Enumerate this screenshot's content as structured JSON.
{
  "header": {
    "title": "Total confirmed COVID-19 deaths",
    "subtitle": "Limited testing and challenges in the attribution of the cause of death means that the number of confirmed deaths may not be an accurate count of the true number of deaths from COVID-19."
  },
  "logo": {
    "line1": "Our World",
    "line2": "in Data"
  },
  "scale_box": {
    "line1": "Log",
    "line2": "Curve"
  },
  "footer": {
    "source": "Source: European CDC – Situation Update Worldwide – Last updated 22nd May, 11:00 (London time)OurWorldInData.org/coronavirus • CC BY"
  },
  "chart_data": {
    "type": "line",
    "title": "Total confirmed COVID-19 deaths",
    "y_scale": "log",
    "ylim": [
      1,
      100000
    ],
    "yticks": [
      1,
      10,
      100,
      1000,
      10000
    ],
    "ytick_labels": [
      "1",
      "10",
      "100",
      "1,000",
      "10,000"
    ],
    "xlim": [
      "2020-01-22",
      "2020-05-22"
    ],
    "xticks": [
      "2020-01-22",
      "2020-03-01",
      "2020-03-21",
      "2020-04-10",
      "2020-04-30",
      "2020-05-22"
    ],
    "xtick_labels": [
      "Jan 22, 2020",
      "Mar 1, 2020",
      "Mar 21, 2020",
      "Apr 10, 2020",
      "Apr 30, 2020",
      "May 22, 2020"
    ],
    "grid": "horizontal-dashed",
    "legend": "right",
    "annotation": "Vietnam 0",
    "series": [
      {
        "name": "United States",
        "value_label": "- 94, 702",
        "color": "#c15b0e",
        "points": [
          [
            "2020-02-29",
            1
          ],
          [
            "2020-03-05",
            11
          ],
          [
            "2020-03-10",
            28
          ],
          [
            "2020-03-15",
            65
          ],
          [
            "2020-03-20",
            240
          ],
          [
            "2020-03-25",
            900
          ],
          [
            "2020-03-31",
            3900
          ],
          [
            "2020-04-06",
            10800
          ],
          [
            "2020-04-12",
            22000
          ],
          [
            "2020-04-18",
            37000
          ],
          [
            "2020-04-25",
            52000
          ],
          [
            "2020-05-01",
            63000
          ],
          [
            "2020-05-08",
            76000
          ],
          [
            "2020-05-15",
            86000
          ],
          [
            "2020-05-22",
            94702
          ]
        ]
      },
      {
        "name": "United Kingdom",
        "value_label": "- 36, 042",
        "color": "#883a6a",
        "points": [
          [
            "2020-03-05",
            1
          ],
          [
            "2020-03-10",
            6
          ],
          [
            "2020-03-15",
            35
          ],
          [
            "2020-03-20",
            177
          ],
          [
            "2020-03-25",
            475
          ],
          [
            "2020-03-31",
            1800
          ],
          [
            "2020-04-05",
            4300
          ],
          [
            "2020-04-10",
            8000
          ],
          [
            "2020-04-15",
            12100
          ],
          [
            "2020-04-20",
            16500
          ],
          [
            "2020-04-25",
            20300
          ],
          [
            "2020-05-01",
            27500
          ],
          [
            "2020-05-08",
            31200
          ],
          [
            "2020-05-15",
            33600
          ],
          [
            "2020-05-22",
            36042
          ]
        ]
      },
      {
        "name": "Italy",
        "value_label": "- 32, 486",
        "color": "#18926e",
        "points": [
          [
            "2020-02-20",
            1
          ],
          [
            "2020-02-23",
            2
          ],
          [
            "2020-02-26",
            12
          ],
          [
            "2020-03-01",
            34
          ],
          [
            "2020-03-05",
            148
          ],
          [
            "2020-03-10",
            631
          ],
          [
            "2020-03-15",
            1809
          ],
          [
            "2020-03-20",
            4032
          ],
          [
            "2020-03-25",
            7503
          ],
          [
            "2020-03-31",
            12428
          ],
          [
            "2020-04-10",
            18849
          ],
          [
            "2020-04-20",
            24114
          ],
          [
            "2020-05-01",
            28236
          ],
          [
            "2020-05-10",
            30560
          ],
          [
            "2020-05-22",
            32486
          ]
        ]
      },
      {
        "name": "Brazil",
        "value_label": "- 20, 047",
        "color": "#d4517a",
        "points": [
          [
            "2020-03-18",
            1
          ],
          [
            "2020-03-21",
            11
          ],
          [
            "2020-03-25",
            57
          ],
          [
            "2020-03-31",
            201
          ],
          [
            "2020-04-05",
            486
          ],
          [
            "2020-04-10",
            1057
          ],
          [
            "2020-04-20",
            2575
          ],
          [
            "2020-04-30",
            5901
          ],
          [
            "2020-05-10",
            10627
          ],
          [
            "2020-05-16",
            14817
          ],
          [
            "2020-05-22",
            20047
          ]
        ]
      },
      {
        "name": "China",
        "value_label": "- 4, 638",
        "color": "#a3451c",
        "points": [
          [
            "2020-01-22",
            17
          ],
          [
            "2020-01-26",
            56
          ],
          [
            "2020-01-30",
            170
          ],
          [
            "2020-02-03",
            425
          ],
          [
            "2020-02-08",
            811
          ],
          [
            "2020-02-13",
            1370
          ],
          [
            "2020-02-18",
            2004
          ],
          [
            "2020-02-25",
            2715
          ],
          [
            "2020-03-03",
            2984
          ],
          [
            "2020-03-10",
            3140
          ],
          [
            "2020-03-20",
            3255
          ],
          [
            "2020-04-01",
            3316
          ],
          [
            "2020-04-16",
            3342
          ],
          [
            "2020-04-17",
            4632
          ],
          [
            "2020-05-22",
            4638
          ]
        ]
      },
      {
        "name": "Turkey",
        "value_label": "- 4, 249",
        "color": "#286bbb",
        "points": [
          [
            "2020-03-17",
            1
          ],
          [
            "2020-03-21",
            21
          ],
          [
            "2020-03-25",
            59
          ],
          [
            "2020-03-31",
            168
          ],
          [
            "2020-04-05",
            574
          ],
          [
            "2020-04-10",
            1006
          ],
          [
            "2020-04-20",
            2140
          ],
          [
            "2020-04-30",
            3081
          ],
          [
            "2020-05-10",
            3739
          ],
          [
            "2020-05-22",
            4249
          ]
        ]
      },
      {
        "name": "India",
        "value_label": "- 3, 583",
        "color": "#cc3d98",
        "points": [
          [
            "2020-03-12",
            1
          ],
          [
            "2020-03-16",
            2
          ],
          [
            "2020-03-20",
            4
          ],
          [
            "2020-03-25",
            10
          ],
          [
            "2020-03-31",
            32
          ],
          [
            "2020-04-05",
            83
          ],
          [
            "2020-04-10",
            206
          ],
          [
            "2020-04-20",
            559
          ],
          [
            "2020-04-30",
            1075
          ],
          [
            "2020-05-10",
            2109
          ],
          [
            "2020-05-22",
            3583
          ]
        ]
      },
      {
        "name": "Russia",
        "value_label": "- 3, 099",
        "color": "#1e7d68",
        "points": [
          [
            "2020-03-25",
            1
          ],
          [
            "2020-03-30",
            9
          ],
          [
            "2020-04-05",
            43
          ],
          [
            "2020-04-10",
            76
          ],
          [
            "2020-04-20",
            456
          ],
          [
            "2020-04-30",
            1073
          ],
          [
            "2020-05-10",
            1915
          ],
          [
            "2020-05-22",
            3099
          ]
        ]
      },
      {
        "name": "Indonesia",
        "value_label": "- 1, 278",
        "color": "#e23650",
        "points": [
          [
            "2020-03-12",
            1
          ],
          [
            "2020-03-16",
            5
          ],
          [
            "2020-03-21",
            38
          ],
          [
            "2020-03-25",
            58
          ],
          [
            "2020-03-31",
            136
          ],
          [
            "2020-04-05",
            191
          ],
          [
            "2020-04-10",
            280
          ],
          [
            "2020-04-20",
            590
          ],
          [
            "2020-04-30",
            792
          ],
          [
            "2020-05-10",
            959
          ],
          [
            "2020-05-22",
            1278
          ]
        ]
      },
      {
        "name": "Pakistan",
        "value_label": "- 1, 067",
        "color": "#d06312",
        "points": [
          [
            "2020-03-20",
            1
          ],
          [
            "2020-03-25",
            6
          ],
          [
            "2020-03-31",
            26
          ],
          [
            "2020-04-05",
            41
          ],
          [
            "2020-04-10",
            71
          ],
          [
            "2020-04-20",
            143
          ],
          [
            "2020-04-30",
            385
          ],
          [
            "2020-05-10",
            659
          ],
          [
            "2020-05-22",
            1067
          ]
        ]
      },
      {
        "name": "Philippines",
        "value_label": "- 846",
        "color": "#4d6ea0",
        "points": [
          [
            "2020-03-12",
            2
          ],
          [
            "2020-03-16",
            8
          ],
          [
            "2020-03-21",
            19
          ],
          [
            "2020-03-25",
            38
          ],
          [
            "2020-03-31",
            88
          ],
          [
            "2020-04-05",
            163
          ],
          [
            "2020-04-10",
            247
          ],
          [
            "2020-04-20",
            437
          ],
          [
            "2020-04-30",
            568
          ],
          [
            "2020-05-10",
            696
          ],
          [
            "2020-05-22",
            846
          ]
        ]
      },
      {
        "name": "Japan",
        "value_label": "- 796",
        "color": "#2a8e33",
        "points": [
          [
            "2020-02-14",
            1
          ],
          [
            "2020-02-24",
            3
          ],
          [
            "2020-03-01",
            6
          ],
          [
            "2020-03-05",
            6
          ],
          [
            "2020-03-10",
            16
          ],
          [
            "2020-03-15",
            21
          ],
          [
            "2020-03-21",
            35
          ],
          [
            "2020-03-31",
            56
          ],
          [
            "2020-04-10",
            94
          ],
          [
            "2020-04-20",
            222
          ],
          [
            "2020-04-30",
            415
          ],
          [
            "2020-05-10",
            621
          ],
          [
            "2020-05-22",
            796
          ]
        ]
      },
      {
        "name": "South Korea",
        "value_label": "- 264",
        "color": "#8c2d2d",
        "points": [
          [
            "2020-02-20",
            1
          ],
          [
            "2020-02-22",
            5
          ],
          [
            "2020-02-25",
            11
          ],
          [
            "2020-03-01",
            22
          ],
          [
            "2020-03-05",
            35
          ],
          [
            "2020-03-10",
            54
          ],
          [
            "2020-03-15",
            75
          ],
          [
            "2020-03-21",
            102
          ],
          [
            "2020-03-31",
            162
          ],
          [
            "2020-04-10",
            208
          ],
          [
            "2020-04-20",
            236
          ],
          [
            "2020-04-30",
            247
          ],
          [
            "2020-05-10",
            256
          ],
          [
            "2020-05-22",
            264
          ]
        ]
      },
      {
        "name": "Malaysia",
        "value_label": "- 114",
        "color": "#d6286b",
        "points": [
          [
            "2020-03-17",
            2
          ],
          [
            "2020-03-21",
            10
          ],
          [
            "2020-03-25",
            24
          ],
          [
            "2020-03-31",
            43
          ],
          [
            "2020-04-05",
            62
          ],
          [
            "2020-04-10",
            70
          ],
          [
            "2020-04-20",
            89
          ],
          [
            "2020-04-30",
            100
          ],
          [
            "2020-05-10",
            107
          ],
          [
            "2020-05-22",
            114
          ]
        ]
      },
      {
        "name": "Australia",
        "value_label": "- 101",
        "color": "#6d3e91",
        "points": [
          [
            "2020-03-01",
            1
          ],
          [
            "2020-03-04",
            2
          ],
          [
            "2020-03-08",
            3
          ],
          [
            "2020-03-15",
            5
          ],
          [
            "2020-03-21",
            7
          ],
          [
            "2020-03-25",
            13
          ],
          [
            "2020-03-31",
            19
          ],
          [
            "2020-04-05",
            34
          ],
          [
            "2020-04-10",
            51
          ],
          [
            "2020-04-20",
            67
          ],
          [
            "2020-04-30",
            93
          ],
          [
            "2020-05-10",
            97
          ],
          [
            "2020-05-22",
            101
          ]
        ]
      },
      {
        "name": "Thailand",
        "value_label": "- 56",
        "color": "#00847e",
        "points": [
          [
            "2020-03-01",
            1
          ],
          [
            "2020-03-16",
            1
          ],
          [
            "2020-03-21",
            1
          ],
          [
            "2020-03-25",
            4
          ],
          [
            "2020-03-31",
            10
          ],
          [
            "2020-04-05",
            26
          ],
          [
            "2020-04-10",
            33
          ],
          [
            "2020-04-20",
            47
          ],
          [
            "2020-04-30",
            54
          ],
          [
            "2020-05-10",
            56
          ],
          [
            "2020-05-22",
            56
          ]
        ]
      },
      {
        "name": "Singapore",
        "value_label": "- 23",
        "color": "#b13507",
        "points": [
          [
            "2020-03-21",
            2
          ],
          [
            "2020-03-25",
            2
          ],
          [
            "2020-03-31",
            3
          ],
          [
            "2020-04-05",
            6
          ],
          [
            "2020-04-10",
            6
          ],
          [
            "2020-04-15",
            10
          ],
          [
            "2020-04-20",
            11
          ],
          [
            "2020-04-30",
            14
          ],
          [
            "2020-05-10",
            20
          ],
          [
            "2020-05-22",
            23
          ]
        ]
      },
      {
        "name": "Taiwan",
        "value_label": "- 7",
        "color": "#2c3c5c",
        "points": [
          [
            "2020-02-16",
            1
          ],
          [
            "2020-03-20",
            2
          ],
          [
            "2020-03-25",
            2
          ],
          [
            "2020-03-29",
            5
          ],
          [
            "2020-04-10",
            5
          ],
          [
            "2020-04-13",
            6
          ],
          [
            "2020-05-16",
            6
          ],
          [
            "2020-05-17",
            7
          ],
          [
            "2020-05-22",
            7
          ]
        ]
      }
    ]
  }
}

### BRIEF
Your answer should be the lines above that contain the word "United", copied out.

### ANSWER SPACE
        "name": "United States",
        "name": "United Kingdom",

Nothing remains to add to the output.